* [EXERCISE] Go over the listing below line by line and tally those containing "times". Give only the tally.

* [DATASET]
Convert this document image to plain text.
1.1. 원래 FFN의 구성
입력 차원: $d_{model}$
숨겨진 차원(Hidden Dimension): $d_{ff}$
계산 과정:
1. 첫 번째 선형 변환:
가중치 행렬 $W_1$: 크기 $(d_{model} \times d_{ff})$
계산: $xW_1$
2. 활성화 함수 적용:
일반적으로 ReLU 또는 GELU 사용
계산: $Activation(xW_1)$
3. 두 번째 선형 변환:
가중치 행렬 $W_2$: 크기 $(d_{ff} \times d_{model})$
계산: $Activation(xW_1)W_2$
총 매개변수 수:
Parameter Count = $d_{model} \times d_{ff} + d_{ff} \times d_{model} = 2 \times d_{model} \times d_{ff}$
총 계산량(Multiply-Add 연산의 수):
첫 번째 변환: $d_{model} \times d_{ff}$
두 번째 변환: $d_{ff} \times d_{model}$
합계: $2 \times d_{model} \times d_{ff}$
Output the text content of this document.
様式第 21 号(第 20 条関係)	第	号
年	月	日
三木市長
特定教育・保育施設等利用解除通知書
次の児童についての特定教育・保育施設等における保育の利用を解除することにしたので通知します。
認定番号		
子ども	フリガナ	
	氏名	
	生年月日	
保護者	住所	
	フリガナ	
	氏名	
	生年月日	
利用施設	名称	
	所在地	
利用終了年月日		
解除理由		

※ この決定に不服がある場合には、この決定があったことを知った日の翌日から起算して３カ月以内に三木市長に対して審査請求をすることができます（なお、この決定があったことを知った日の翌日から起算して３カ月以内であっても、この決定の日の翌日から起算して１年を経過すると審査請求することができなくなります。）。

* [FINISHED ANSWER] 6